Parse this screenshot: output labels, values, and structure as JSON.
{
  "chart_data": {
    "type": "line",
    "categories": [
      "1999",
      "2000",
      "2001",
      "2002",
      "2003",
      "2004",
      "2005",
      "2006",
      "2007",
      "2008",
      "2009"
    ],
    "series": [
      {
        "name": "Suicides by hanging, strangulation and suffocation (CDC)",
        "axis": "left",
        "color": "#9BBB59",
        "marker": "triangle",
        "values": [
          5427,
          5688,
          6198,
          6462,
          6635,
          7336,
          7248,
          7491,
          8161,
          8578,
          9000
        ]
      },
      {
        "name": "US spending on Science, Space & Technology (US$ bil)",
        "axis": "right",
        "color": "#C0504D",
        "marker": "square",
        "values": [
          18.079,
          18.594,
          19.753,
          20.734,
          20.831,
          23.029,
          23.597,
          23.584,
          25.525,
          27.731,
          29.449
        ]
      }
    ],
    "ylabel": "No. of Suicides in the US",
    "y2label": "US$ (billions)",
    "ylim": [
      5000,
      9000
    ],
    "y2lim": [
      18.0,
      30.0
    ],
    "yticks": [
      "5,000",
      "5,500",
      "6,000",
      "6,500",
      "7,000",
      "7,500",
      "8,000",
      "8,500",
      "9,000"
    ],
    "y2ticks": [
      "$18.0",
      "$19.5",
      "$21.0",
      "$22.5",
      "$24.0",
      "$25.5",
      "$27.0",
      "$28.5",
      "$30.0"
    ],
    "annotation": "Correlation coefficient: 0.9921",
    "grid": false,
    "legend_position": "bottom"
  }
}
────
Request. Each entry above is to be set down again in exactly the same words.

Reply to the task.
Parse this screenshot: output labels, values, and structure as JSON.
{
  "chart_data": {
    "type": "line",
    "categories": [
      "1999",
      "2000",
      "2001",
      "2002",
      "2003",
      "2004",
      "2005",
      "2006",
      "2007",
      "2008",
      "2009"
    ],
    "series": [
      {
        "name": "Suicides by hanging, strangulation and suffocation (CDC)",
        "axis": "left",
        "color": "#9BBB59",
        "marker": "triangle",
        "values": [
          5427,
          5688,
          6198,
          6462,
          6635,
          7336,
          7248,
          7491,
          8161,
          8578,
          9000
        ]
      },
      {
        "name": "US spending on Science, Space & Technology (US$ bil)",
        "axis": "right",
        "color": "#C0504D",
        "marker": "square",
        "values": [
          18.079,
          18.594,
          19.753,
          20.734,
          20.831,
          23.029,
          23.597,
          23.584,
          25.525,
          27.731,
          29.449
        ]
      }
    ],
    "ylabel": "No. of Suicides in the US",
    "y2label": "US$ (billions)",
    "ylim": [
      5000,
      9000
    ],
    "y2lim": [
      18.0,
      30.0
    ],
    "yticks": [
      "5,000",
      "5,500",
      "6,000",
      "6,500",
      "7,000",
      "7,500",
      "8,000",
      "8,500",
      "9,000"
    ],
    "y2ticks": [
      "$18.0",
      "$19.5",
      "$21.0",
      "$22.5",
      "$24.0",
      "$25.5",
      "$27.0",
      "$28.5",
      "$30.0"
    ],
    "annotation": "Correlation coefficient: 0.9921",
    "grid": false,
    "legend_position": "bottom"
  }
}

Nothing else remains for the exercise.